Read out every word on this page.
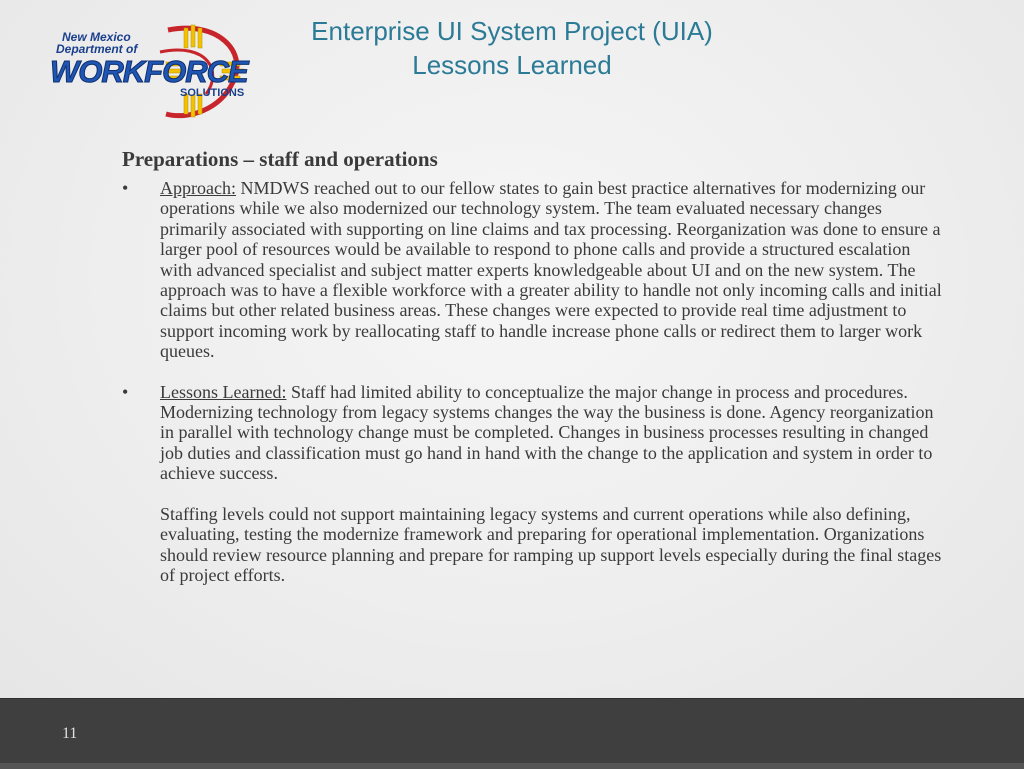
New Mexico
Department of
WORKFORCE
SOLUTIONS
Enterprise UI System Project (UIA)
Lessons Learned
Preparations – staff and operations
• Approach: NMDWS reached out to our fellow states to gain best practice alternatives for modernizing our operations while we also modernized our technology system. The team evaluated necessary changes primarily associated with supporting on line claims and tax processing. Reorganization was done to ensure a larger pool of resources would be available to respond to phone calls and provide a structured escalation with advanced specialist and subject matter experts knowledgeable about UI and on the new system. The approach was to have a flexible workforce with a greater ability to handle not only incoming calls and initial claims but other related business areas. These changes were expected to provide real time adjustment to support incoming work by reallocating staff to handle increase phone calls or redirect them to larger work queues.
• Lessons Learned: Staff had limited ability to conceptualize the major change in process and procedures. Modernizing technology from legacy systems changes the way the business is done. Agency reorganization in parallel with technology change must be completed. Changes in business processes resulting in changed job duties and classification must go hand in hand with the change to the application and system in order to achieve success.
Staffing levels could not support maintaining legacy systems and current operations while also defining, evaluating, testing the modernize framework and preparing for operational implementation. Organizations should review resource planning and prepare for ramping up support levels especially during the final stages of project efforts.
11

▶ [To do]: Copy out all of the material exactly as written, without its pictures.

▶ [Task solution]:
Read out every word on this page.
New Mexico
Department of
WORKFORCE
SOLUTIONS
Enterprise UI System Project (UIA)
Lessons Learned
Preparations – staff and operations
• Approach: NMDWS reached out to our fellow states to gain best practice alternatives for modernizing our operations while we also modernized our technology system. The team evaluated necessary changes primarily associated with supporting on line claims and tax processing. Reorganization was done to ensure a larger pool of resources would be available to respond to phone calls and provide a structured escalation with advanced specialist and subject matter experts knowledgeable about UI and on the new system. The approach was to have a flexible workforce with a greater ability to handle not only incoming calls and initial claims but other related business areas. These changes were expected to provide real time adjustment to support incoming work by reallocating staff to handle increase phone calls or redirect them to larger work queues.
• Lessons Learned: Staff had limited ability to conceptualize the major change in process and procedures. Modernizing technology from legacy systems changes the way the business is done. Agency reorganization in parallel with technology change must be completed. Changes in business processes resulting in changed job duties and classification must go hand in hand with the change to the application and system in order to achieve success.
Staffing levels could not support maintaining legacy systems and current operations while also defining, evaluating, testing the modernize framework and preparing for operational implementation. Organizations should review resource planning and prepare for ramping up support levels especially during the final stages of project efforts.
11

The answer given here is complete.